Exercise task: Each entry below should be reproduced character for character.

[Recorded data]
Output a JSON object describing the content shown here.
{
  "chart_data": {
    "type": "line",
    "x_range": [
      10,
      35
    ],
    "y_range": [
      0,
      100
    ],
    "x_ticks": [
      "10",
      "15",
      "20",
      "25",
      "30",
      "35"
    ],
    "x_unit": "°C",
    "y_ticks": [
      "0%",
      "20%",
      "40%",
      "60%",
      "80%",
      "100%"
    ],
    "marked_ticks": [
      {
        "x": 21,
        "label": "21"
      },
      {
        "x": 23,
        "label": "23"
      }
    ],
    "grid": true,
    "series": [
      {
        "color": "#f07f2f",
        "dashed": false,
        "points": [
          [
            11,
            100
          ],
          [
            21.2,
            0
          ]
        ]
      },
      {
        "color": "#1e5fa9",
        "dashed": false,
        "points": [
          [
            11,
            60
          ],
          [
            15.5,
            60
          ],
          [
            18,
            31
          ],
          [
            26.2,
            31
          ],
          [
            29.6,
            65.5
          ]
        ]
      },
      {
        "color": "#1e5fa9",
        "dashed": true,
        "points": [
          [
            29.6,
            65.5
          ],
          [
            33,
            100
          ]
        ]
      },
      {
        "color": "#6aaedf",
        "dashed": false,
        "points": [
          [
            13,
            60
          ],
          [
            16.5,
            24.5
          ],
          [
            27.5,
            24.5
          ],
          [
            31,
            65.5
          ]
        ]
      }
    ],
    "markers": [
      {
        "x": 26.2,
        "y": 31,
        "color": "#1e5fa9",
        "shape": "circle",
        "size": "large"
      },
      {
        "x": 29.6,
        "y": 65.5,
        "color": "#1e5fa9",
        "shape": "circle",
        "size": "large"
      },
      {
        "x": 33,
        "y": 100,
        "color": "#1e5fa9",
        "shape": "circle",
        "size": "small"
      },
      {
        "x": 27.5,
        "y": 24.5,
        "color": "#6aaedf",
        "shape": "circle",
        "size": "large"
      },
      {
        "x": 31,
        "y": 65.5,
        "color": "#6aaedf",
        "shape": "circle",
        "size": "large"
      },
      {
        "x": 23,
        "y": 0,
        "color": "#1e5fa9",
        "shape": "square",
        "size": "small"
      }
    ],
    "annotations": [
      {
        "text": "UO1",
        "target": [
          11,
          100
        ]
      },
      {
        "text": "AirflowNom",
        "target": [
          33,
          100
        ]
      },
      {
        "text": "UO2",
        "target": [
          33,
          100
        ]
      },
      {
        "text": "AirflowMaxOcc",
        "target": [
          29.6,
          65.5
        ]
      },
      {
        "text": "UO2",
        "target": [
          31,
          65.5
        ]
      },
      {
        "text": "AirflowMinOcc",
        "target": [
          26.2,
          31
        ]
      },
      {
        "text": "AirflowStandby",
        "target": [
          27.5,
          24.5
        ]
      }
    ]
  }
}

Result for this task:
Output a JSON object describing the content shown here.
{
  "chart_data": {
    "type": "line",
    "x_range": [
      10,
      35
    ],
    "y_range": [
      0,
      100
    ],
    "x_ticks": [
      "10",
      "15",
      "20",
      "25",
      "30",
      "35"
    ],
    "x_unit": "°C",
    "y_ticks": [
      "0%",
      "20%",
      "40%",
      "60%",
      "80%",
      "100%"
    ],
    "marked_ticks": [
      {
        "x": 21,
        "label": "21"
      },
      {
        "x": 23,
        "label": "23"
      }
    ],
    "grid": true,
    "series": [
      {
        "color": "#f07f2f",
        "dashed": false,
        "points": [
          [
            11,
            100
          ],
          [
            21.2,
            0
          ]
        ]
      },
      {
        "color": "#1e5fa9",
        "dashed": false,
        "points": [
          [
            11,
            60
          ],
          [
            15.5,
            60
          ],
          [
            18,
            31
          ],
          [
            26.2,
            31
          ],
          [
            29.6,
            65.5
          ]
        ]
      },
      {
        "color": "#1e5fa9",
        "dashed": true,
        "points": [
          [
            29.6,
            65.5
          ],
          [
            33,
            100
          ]
        ]
      },
      {
        "color": "#6aaedf",
        "dashed": false,
        "points": [
          [
            13,
            60
          ],
          [
            16.5,
            24.5
          ],
          [
            27.5,
            24.5
          ],
          [
            31,
            65.5
          ]
        ]
      }
    ],
    "markers": [
      {
        "x": 26.2,
        "y": 31,
        "color": "#1e5fa9",
        "shape": "circle",
        "size": "large"
      },
      {
        "x": 29.6,
        "y": 65.5,
        "color": "#1e5fa9",
        "shape": "circle",
        "size": "large"
      },
      {
        "x": 33,
        "y": 100,
        "color": "#1e5fa9",
        "shape": "circle",
        "size": "small"
      },
      {
        "x": 27.5,
        "y": 24.5,
        "color": "#6aaedf",
        "shape": "circle",
        "size": "large"
      },
      {
        "x": 31,
        "y": 65.5,
        "color": "#6aaedf",
        "shape": "circle",
        "size": "large"
      },
      {
        "x": 23,
        "y": 0,
        "color": "#1e5fa9",
        "shape": "square",
        "size": "small"
      }
    ],
    "annotations": [
      {
        "text": "UO1",
        "target": [
          11,
          100
        ]
      },
      {
        "text": "AirflowNom",
        "target": [
          33,
          100
        ]
      },
      {
        "text": "UO2",
        "target": [
          33,
          100
        ]
      },
      {
        "text": "AirflowMaxOcc",
        "target": [
          29.6,
          65.5
        ]
      },
      {
        "text": "UO2",
        "target": [
          31,
          65.5
        ]
      },
      {
        "text": "AirflowMinOcc",
        "target": [
          26.2,
          31
        ]
      },
      {
        "text": "AirflowStandby",
        "target": [
          27.5,
          24.5
        ]
      }
    ]
  }
}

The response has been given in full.